--- Data shown ---
** START **
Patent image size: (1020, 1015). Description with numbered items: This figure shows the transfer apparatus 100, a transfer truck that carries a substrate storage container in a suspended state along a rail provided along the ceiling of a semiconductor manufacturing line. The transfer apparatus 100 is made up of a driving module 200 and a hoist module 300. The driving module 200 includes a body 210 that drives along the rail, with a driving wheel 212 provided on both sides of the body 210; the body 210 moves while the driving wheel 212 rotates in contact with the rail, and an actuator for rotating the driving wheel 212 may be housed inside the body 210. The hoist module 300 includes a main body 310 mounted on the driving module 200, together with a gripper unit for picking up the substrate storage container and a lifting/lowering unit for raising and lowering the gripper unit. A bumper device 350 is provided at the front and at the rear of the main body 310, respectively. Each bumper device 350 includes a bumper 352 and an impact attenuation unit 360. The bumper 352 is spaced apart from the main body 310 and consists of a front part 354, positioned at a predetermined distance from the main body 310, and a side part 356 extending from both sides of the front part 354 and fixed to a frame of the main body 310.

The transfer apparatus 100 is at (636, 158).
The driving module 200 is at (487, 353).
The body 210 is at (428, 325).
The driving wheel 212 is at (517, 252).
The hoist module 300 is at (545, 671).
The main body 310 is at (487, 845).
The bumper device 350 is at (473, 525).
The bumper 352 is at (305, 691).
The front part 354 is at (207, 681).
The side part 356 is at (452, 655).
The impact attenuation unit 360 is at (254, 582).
** END **
--- Exercise task ---
Copy every line of the material above, with no changes.

--- Full response ---
Patent image size: (1020, 1015). Description with numbered items: This figure shows the transfer apparatus 100, a transfer truck that carries a substrate storage container in a suspended state along a rail provided along the ceiling of a semiconductor manufacturing line. The transfer apparatus 100 is made up of a driving module 200 and a hoist module 300. The driving module 200 includes a body 210 that drives along the rail, with a driving wheel 212 provided on both sides of the body 210; the body 210 moves while the driving wheel 212 rotates in contact with the rail, and an actuator for rotating the driving wheel 212 may be housed inside the body 210. The hoist module 300 includes a main body 310 mounted on the driving module 200, together with a gripper unit for picking up the substrate storage container and a lifting/lowering unit for raising and lowering the gripper unit. A bumper device 350 is provided at the front and at the rear of the main body 310, respectively. Each bumper device 350 includes a bumper 352 and an impact attenuation unit 360. The bumper 352 is spaced apart from the main body 310 and consists of a front part 354, positioned at a predetermined distance from the main body 310, and a side part 356 extending from both sides of the front part 354 and fixed to a frame of the main body 310.

The transfer apparatus 100 is at (636, 158).
The driving module 200 is at (487, 353).
The body 210 is at (428, 325).
The driving wheel 212 is at (517, 252).
The hoist module 300 is at (545, 671).
The main body 310 is at (487, 845).
The bumper device 350 is at (473, 525).
The bumper 352 is at (305, 691).
The front part 354 is at (207, 681).
The side part 356 is at (452, 655).
The impact attenuation unit 360 is at (254, 582).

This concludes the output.